■ **Figure content listings**:
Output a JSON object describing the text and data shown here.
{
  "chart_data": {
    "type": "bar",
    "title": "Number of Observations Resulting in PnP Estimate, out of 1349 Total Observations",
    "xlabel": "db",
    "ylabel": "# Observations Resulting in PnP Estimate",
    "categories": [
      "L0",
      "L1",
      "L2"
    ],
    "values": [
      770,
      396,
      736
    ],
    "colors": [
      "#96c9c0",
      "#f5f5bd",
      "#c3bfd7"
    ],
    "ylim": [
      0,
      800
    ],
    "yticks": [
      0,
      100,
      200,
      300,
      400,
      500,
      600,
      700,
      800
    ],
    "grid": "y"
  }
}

■ **What you need to do**: Nothing in the listing may be changed; retype it all exactly.

■ **Correct result**:
Output a JSON object describing the text and data shown here.
{
  "chart_data": {
    "type": "bar",
    "title": "Number of Observations Resulting in PnP Estimate, out of 1349 Total Observations",
    "xlabel": "db",
    "ylabel": "# Observations Resulting in PnP Estimate",
    "categories": [
      "L0",
      "L1",
      "L2"
    ],
    "values": [
      770,
      396,
      736
    ],
    "colors": [
      "#96c9c0",
      "#f5f5bd",
      "#c3bfd7"
    ],
    "ylim": [
      0,
      800
    ],
    "yticks": [
      0,
      100,
      200,
      300,
      400,
      500,
      600,
      700,
      800
    ],
    "grid": "y"
  }
}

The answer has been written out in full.